:: Data for the task

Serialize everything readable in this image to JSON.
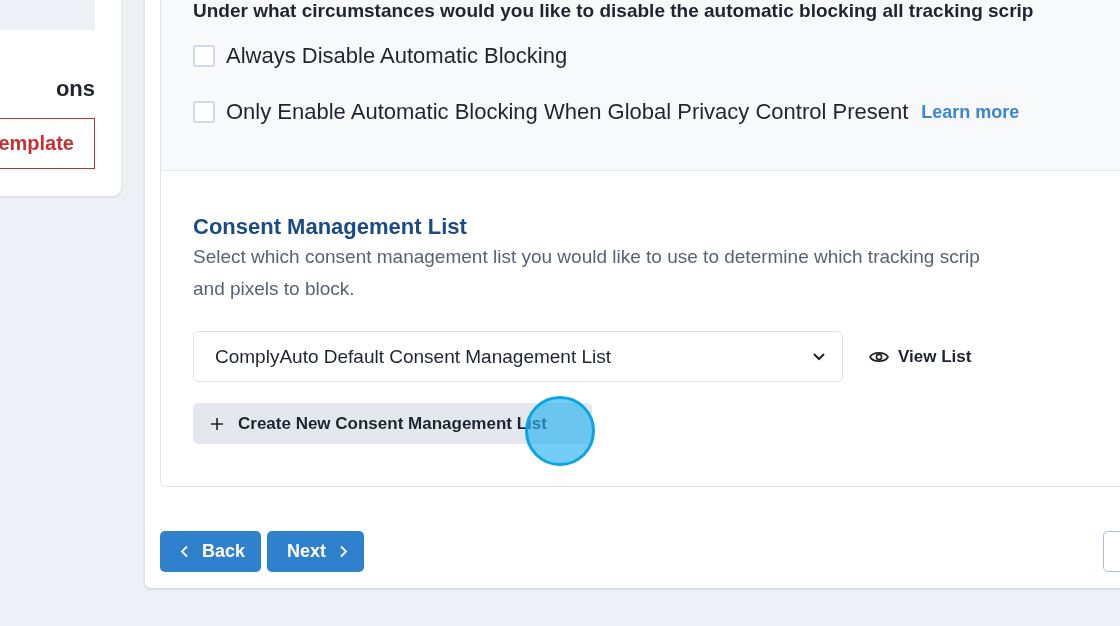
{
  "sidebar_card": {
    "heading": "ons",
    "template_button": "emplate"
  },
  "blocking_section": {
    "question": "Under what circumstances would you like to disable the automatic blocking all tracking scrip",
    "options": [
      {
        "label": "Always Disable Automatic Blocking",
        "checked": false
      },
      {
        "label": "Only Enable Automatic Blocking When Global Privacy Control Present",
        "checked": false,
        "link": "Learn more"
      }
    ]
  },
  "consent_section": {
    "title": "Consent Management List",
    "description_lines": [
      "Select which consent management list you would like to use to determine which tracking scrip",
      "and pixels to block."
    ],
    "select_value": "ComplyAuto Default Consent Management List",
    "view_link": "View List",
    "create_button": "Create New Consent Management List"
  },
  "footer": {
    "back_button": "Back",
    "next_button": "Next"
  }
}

::::

_Stated exercise:_ Write out all the entries again, word for word, and print no images.

_Exercise response:_
Serialize everything readable in this image to JSON.
{
  "sidebar_card": {
    "heading": "ons",
    "template_button": "emplate"
  },
  "blocking_section": {
    "question": "Under what circumstances would you like to disable the automatic blocking all tracking scrip",
    "options": [
      {
        "label": "Always Disable Automatic Blocking",
        "checked": false
      },
      {
        "label": "Only Enable Automatic Blocking When Global Privacy Control Present",
        "checked": false,
        "link": "Learn more"
      }
    ]
  },
  "consent_section": {
    "title": "Consent Management List",
    "description_lines": [
      "Select which consent management list you would like to use to determine which tracking scrip",
      "and pixels to block."
    ],
    "select_value": "ComplyAuto Default Consent Management List",
    "view_link": "View List",
    "create_button": "Create New Consent Management List"
  },
  "footer": {
    "back_button": "Back",
    "next_button": "Next"
  }
}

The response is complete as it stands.